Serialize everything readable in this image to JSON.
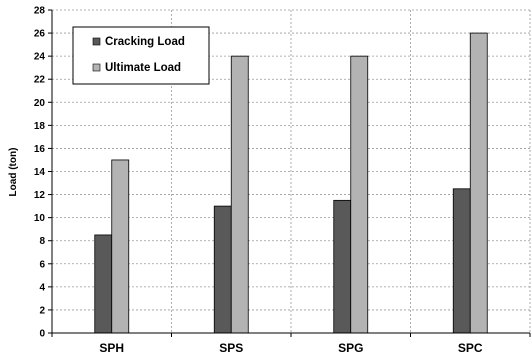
{
  "chart_data": {
    "type": "bar",
    "categories": [
      "SPH",
      "SPS",
      "SPG",
      "SPC"
    ],
    "series": [
      {
        "name": "Cracking Load",
        "values": [
          8.5,
          11,
          11.5,
          12.5
        ],
        "color": "#595959"
      },
      {
        "name": "Ultimate Load",
        "values": [
          15,
          24,
          24,
          26
        ],
        "color": "#b3b3b3"
      }
    ],
    "xlabel": "",
    "ylabel": "Load  (ton)",
    "ylim": [
      0,
      28
    ],
    "yticks": [
      0,
      2,
      4,
      6,
      8,
      10,
      12,
      14,
      16,
      18,
      20,
      22,
      24,
      26,
      28
    ],
    "grid": true,
    "legend_position": "top-left"
  }
}
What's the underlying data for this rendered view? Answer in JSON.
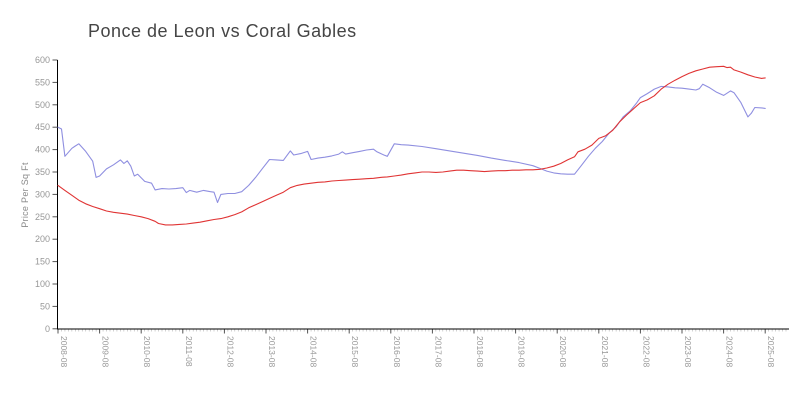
□ □ □ □ □
Omit every picture, and otherwise quote the entries exactly.

Serialize everything readable in this image to JSON.
{
  "chart_data": {
    "type": "bar",
    "categories": [
      "SPH",
      "SPS",
      "SPG",
      "SPC"
    ],
    "series": [
      {
        "name": "Cracking Load",
        "values": [
          8.5,
          11,
          11.5,
          12.5
        ],
        "color": "#595959"
      },
      {
        "name": "Ultimate Load",
        "values": [
          15,
          24,
          24,
          26
        ],
        "color": "#b3b3b3"
      }
    ],
    "xlabel": "",
    "ylabel": "Load  (ton)",
    "ylim": [
      0,
      28
    ],
    "yticks": [
      0,
      2,
      4,
      6,
      8,
      10,
      12,
      14,
      16,
      18,
      20,
      22,
      24,
      26,
      28
    ],
    "grid": true,
    "legend_position": "top-left"
  }
}
What's the underlying data for this rendered view? Answer in JSON.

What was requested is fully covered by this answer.